> [Your objective] Reproduce the closing part of the entries exactly: the line with "Convert this screenshot" and all lines after it, ending with the last line, and nothing else.

* Start *

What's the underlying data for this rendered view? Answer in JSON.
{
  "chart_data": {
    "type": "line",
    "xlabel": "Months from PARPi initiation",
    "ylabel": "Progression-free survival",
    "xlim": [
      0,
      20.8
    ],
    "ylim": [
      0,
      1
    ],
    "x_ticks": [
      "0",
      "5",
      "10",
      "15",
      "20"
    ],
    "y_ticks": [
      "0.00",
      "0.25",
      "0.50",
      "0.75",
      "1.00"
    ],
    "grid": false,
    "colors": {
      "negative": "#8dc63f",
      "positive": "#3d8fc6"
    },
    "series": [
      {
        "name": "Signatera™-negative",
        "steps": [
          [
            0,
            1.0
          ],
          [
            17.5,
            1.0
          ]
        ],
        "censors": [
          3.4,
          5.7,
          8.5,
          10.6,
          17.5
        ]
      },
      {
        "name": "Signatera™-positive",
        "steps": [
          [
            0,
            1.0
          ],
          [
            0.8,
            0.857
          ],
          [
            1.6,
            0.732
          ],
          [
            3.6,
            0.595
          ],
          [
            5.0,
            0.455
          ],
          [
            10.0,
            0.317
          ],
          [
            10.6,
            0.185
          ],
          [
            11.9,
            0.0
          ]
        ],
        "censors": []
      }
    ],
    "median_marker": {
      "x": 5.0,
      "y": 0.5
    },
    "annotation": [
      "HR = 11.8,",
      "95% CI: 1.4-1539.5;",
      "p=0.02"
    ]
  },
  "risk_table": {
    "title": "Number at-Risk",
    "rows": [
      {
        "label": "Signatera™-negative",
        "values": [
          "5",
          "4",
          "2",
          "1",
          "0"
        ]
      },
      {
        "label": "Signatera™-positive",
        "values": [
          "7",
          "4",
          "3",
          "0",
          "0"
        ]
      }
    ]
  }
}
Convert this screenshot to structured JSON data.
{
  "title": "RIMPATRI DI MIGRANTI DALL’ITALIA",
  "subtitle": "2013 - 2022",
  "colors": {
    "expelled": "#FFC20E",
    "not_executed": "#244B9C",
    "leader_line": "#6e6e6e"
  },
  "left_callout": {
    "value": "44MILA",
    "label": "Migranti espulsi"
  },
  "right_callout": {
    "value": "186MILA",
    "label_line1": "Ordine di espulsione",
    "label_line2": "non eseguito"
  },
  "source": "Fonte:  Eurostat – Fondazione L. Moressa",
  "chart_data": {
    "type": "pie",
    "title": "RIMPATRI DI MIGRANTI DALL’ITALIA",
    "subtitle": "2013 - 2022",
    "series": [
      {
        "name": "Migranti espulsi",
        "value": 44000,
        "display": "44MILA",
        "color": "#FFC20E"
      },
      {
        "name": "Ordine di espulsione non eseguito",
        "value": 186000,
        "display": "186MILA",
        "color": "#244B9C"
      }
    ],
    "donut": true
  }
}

* End *

> [Task result]
Convert this screenshot to structured JSON data.
{
  "title": "RIMPATRI DI MIGRANTI DALL’ITALIA",
  "subtitle": "2013 - 2022",
  "colors": {
    "expelled": "#FFC20E",
    "not_executed": "#244B9C",
    "leader_line": "#6e6e6e"
  },
  "left_callout": {
    "value": "44MILA",
    "label": "Migranti espulsi"
  },
  "right_callout": {
    "value": "186MILA",
    "label_line1": "Ordine di espulsione",
    "label_line2": "non eseguito"
  },
  "source": "Fonte:  Eurostat – Fondazione L. Moressa",
  "chart_data": {
    "type": "pie",
    "title": "RIMPATRI DI MIGRANTI DALL’ITALIA",
    "subtitle": "2013 - 2022",
    "series": [
      {
        "name": "Migranti espulsi",
        "value": 44000,
        "display": "44MILA",
        "color": "#FFC20E"
      },
      {
        "name": "Ordine di espulsione non eseguito",
        "value": 186000,
        "display": "186MILA",
        "color": "#244B9C"
      }
    ],
    "donut": true
  }
}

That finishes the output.